■ Stated problem:
Give the data again exactly as written, skipping any pictures.

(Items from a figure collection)
-.-.-

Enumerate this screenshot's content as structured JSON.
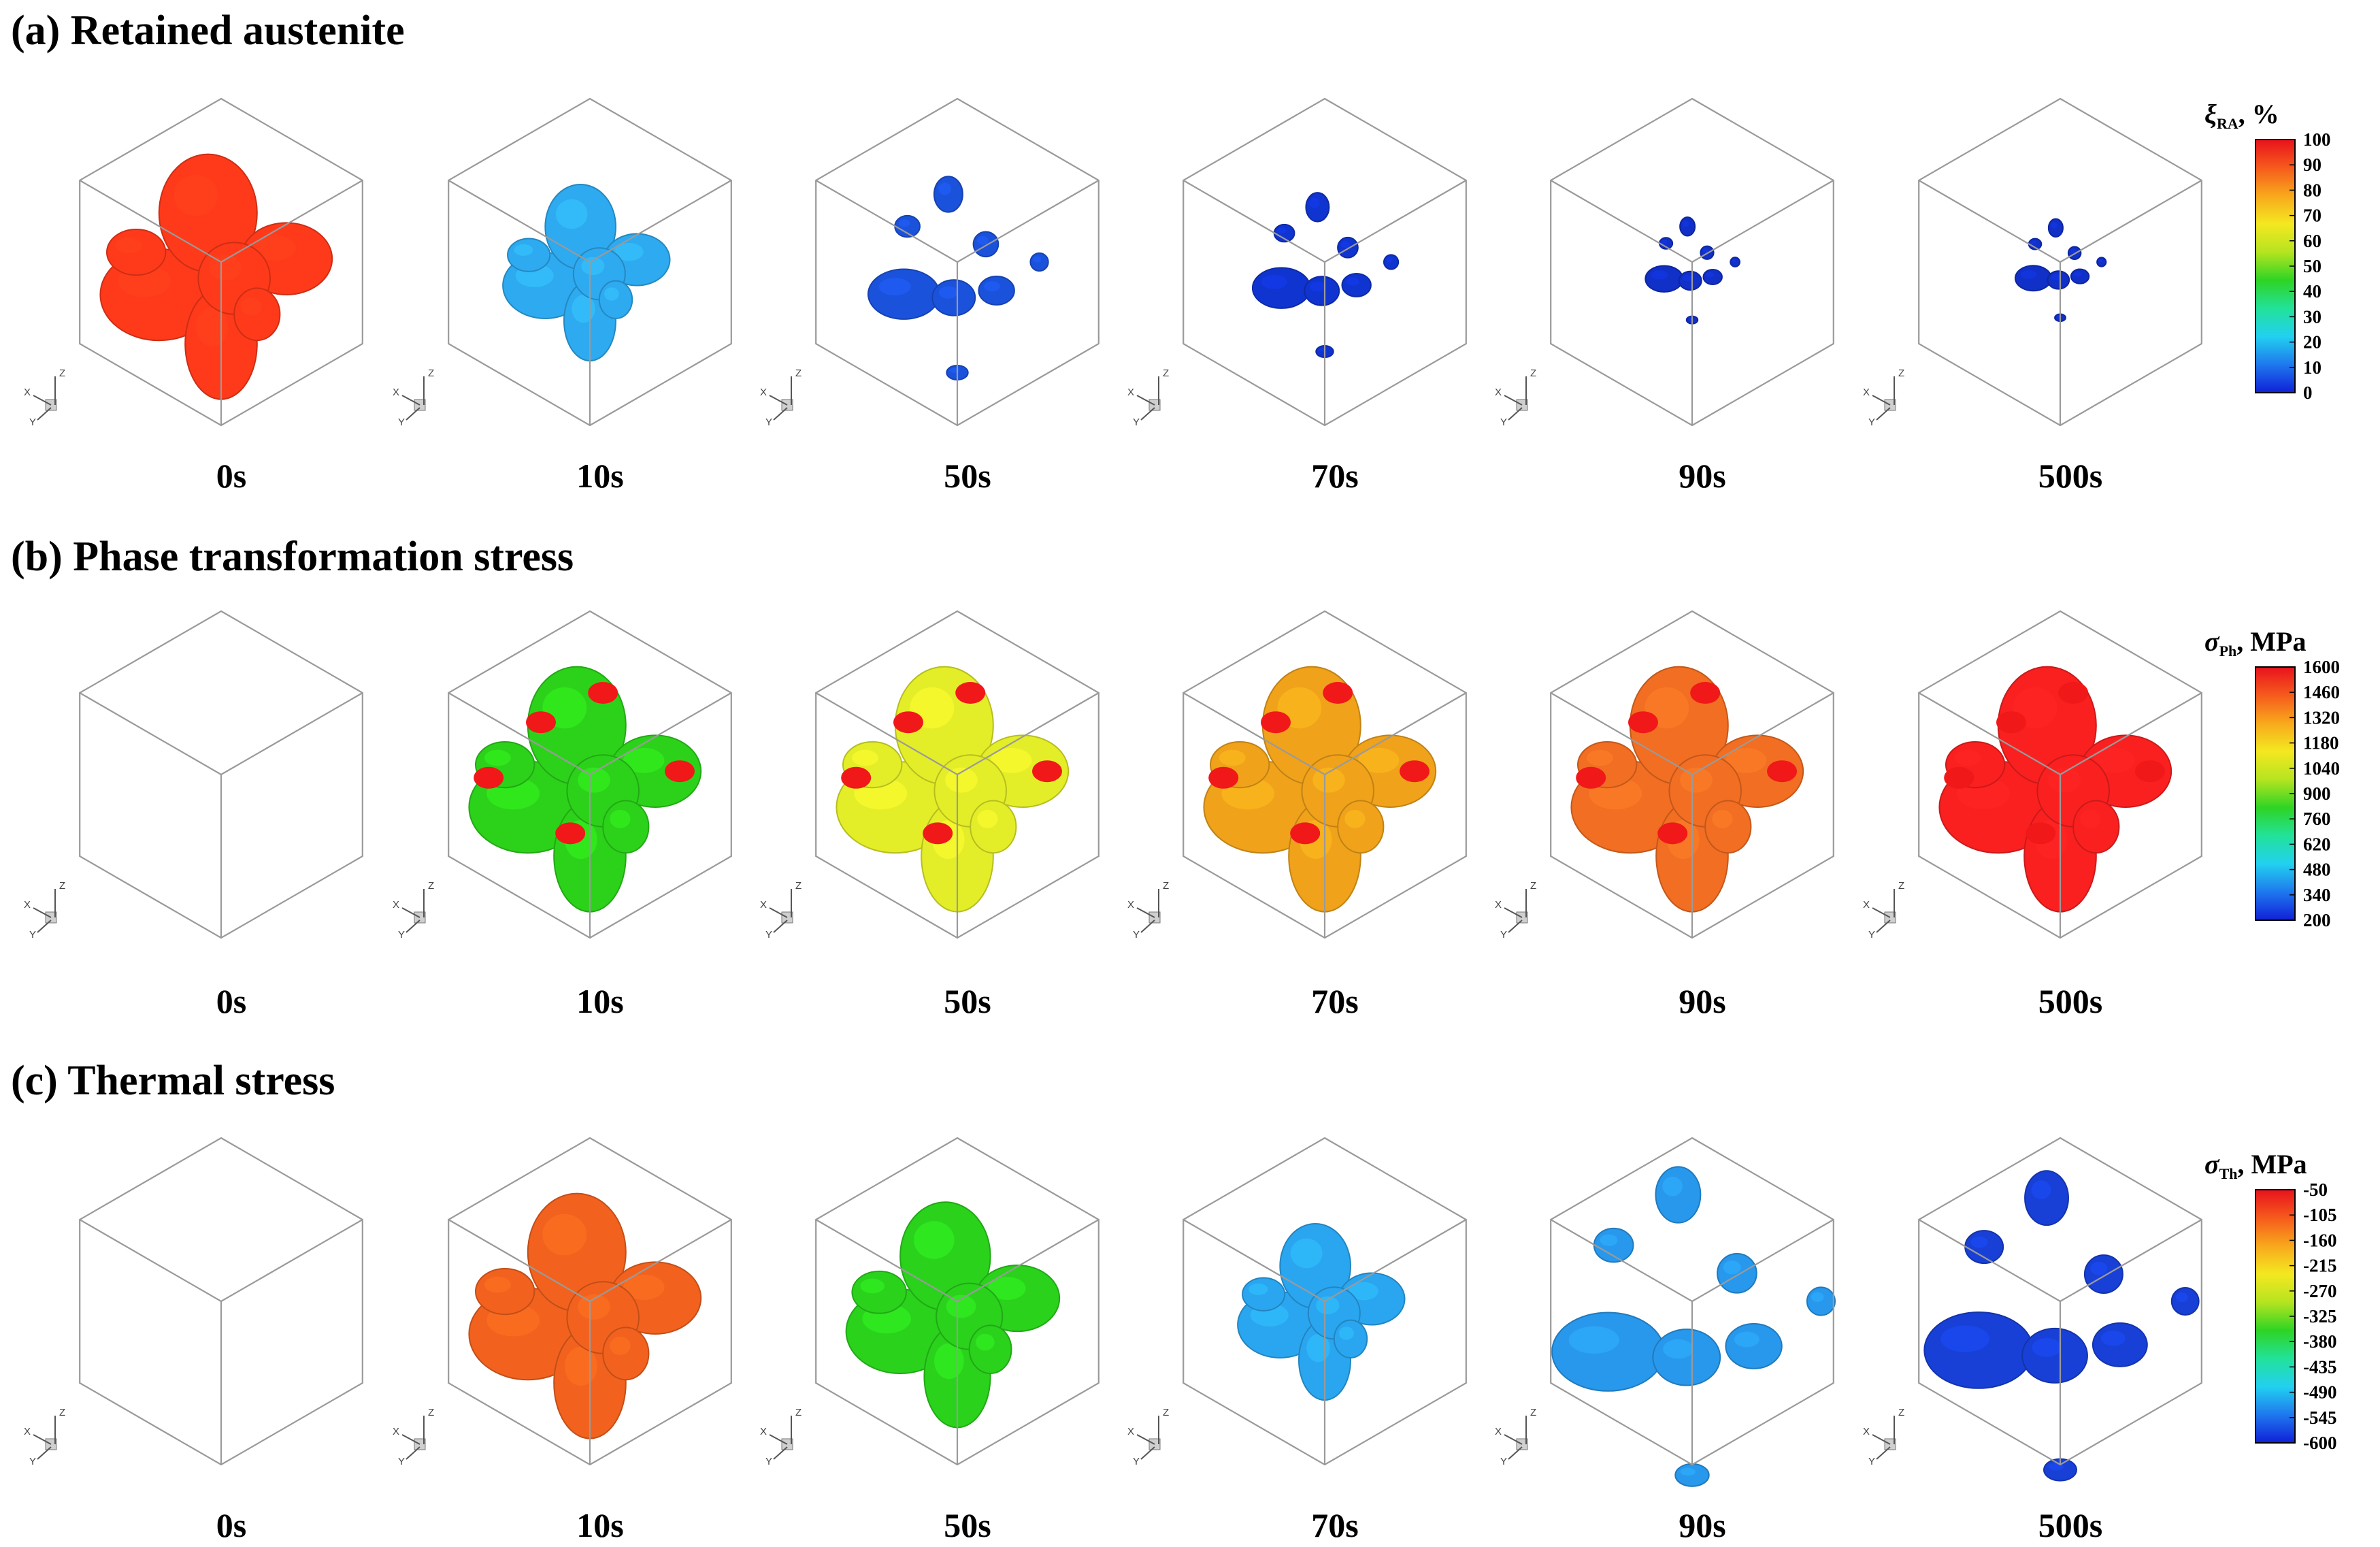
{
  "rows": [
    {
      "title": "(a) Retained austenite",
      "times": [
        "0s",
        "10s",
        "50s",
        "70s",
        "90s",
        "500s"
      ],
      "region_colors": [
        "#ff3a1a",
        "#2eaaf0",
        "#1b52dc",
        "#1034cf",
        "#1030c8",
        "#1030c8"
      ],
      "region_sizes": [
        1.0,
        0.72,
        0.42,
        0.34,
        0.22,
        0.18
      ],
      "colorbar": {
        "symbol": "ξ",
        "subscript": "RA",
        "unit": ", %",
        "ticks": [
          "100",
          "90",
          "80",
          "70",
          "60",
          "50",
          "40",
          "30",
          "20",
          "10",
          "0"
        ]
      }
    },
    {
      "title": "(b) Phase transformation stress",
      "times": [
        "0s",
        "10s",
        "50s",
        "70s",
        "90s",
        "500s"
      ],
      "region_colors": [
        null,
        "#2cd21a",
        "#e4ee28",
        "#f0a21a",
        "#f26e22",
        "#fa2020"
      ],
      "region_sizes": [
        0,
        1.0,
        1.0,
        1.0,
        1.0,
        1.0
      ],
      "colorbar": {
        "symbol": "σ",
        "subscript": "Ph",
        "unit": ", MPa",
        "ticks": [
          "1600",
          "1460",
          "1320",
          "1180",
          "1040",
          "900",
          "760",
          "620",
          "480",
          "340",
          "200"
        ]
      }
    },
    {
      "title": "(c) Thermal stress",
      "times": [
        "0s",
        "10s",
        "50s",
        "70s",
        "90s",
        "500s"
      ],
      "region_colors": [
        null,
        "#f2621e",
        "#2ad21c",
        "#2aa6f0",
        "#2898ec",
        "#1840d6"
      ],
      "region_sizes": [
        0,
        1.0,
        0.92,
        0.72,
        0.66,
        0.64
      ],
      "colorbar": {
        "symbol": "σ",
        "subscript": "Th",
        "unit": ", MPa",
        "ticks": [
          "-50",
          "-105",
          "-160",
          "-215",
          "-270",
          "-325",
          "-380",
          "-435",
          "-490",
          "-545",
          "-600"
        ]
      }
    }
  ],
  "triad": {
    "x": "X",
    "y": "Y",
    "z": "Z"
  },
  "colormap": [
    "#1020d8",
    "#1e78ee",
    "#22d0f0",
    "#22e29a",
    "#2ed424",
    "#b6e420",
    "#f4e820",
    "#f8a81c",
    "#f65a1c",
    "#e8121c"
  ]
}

-.-.-

■ Answer to the exercise:
Enumerate this screenshot's content as structured JSON.
{
  "rows": [
    {
      "title": "(a) Retained austenite",
      "times": [
        "0s",
        "10s",
        "50s",
        "70s",
        "90s",
        "500s"
      ],
      "region_colors": [
        "#ff3a1a",
        "#2eaaf0",
        "#1b52dc",
        "#1034cf",
        "#1030c8",
        "#1030c8"
      ],
      "region_sizes": [
        1.0,
        0.72,
        0.42,
        0.34,
        0.22,
        0.18
      ],
      "colorbar": {
        "symbol": "ξ",
        "subscript": "RA",
        "unit": ", %",
        "ticks": [
          "100",
          "90",
          "80",
          "70",
          "60",
          "50",
          "40",
          "30",
          "20",
          "10",
          "0"
        ]
      }
    },
    {
      "title": "(b) Phase transformation stress",
      "times": [
        "0s",
        "10s",
        "50s",
        "70s",
        "90s",
        "500s"
      ],
      "region_colors": [
        null,
        "#2cd21a",
        "#e4ee28",
        "#f0a21a",
        "#f26e22",
        "#fa2020"
      ],
      "region_sizes": [
        0,
        1.0,
        1.0,
        1.0,
        1.0,
        1.0
      ],
      "colorbar": {
        "symbol": "σ",
        "subscript": "Ph",
        "unit": ", MPa",
        "ticks": [
          "1600",
          "1460",
          "1320",
          "1180",
          "1040",
          "900",
          "760",
          "620",
          "480",
          "340",
          "200"
        ]
      }
    },
    {
      "title": "(c) Thermal stress",
      "times": [
        "0s",
        "10s",
        "50s",
        "70s",
        "90s",
        "500s"
      ],
      "region_colors": [
        null,
        "#f2621e",
        "#2ad21c",
        "#2aa6f0",
        "#2898ec",
        "#1840d6"
      ],
      "region_sizes": [
        0,
        1.0,
        0.92,
        0.72,
        0.66,
        0.64
      ],
      "colorbar": {
        "symbol": "σ",
        "subscript": "Th",
        "unit": ", MPa",
        "ticks": [
          "-50",
          "-105",
          "-160",
          "-215",
          "-270",
          "-325",
          "-380",
          "-435",
          "-490",
          "-545",
          "-600"
        ]
      }
    }
  ],
  "triad": {
    "x": "X",
    "y": "Y",
    "z": "Z"
  },
  "colormap": [
    "#1020d8",
    "#1e78ee",
    "#22d0f0",
    "#22e29a",
    "#2ed424",
    "#b6e420",
    "#f4e820",
    "#f8a81c",
    "#f65a1c",
    "#e8121c"
  ]
}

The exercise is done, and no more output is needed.